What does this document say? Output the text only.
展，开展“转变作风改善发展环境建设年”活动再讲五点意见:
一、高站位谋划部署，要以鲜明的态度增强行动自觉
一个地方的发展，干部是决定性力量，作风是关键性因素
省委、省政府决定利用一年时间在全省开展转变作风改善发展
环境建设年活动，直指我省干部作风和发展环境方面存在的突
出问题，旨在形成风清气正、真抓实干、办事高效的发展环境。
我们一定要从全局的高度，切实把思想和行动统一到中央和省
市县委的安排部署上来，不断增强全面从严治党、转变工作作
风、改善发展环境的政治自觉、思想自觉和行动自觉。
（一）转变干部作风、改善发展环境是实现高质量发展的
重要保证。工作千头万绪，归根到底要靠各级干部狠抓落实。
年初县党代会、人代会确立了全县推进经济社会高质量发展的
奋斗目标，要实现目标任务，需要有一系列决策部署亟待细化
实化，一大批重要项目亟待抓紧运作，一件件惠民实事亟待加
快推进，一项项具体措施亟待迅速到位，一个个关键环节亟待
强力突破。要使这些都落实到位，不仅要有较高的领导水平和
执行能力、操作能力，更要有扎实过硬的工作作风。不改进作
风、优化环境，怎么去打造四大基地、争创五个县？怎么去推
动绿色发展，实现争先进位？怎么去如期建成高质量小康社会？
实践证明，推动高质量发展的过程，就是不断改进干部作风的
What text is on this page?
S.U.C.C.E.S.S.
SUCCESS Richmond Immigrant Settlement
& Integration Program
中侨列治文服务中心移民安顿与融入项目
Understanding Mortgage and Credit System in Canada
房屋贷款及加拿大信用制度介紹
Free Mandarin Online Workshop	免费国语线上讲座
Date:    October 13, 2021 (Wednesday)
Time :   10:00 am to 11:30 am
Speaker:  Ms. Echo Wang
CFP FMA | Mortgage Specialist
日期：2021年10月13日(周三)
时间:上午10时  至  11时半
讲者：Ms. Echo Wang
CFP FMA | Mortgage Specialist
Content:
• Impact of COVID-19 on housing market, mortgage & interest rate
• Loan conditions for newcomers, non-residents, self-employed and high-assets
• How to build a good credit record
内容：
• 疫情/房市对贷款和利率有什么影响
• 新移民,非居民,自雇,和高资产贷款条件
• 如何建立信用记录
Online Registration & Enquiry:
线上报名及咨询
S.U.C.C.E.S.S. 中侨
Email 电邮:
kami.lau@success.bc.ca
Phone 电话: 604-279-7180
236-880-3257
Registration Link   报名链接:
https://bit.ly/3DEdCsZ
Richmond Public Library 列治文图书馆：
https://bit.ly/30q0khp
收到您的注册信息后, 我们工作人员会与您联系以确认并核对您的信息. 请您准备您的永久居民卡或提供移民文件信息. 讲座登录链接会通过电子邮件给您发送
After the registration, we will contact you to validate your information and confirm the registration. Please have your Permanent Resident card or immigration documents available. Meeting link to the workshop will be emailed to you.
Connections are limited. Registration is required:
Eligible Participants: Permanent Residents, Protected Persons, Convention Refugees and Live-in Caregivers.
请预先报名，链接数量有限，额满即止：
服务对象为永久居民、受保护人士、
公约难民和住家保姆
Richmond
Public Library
§ §
Required work: Quote each line above in full, word for word.

Full answer:
What does this document say? Output the text only.
展，开展“转变作风改善发展环境建设年”活动再讲五点意见:
一、高站位谋划部署，要以鲜明的态度增强行动自觉
一个地方的发展，干部是决定性力量，作风是关键性因素
省委、省政府决定利用一年时间在全省开展转变作风改善发展
环境建设年活动，直指我省干部作风和发展环境方面存在的突
出问题，旨在形成风清气正、真抓实干、办事高效的发展环境。
我们一定要从全局的高度，切实把思想和行动统一到中央和省
市县委的安排部署上来，不断增强全面从严治党、转变工作作
风、改善发展环境的政治自觉、思想自觉和行动自觉。
（一）转变干部作风、改善发展环境是实现高质量发展的
重要保证。工作千头万绪，归根到底要靠各级干部狠抓落实。
年初县党代会、人代会确立了全县推进经济社会高质量发展的
奋斗目标，要实现目标任务，需要有一系列决策部署亟待细化
实化，一大批重要项目亟待抓紧运作，一件件惠民实事亟待加
快推进，一项项具体措施亟待迅速到位，一个个关键环节亟待
强力突破。要使这些都落实到位，不仅要有较高的领导水平和
执行能力、操作能力，更要有扎实过硬的工作作风。不改进作
风、优化环境，怎么去打造四大基地、争创五个县？怎么去推
动绿色发展，实现争先进位？怎么去如期建成高质量小康社会？
实践证明，推动高质量发展的过程，就是不断改进干部作风的
What text is on this page?
S.U.C.C.E.S.S.
SUCCESS Richmond Immigrant Settlement
& Integration Program
中侨列治文服务中心移民安顿与融入项目
Understanding Mortgage and Credit System in Canada
房屋贷款及加拿大信用制度介紹
Free Mandarin Online Workshop	免费国语线上讲座
Date:    October 13, 2021 (Wednesday)
Time :   10:00 am to 11:30 am
Speaker:  Ms. Echo Wang
CFP FMA | Mortgage Specialist
日期：2021年10月13日(周三)
时间:上午10时  至  11时半
讲者：Ms. Echo Wang
CFP FMA | Mortgage Specialist
Content:
• Impact of COVID-19 on housing market, mortgage & interest rate
• Loan conditions for newcomers, non-residents, self-employed and high-assets
• How to build a good credit record
内容：
• 疫情/房市对贷款和利率有什么影响
• 新移民,非居民,自雇,和高资产贷款条件
• 如何建立信用记录
Online Registration & Enquiry:
线上报名及咨询
S.U.C.C.E.S.S. 中侨
Email 电邮:
kami.lau@success.bc.ca
Phone 电话: 604-279-7180
236-880-3257
Registration Link   报名链接:
https://bit.ly/3DEdCsZ
Richmond Public Library 列治文图书馆：
https://bit.ly/30q0khp
收到您的注册信息后, 我们工作人员会与您联系以确认并核对您的信息. 请您准备您的永久居民卡或提供移民文件信息. 讲座登录链接会通过电子邮件给您发送
After the registration, we will contact you to validate your information and confirm the registration. Please have your Permanent Resident card or immigration documents available. Meeting link to the workshop will be emailed to you.
Connections are limited. Registration is required:
Eligible Participants: Permanent Residents, Protected Persons, Convention Refugees and Live-in Caregivers.
请预先报名，链接数量有限，额满即止：
服务对象为永久居民、受保护人士、
公约难民和住家保姆
Richmond
Public Library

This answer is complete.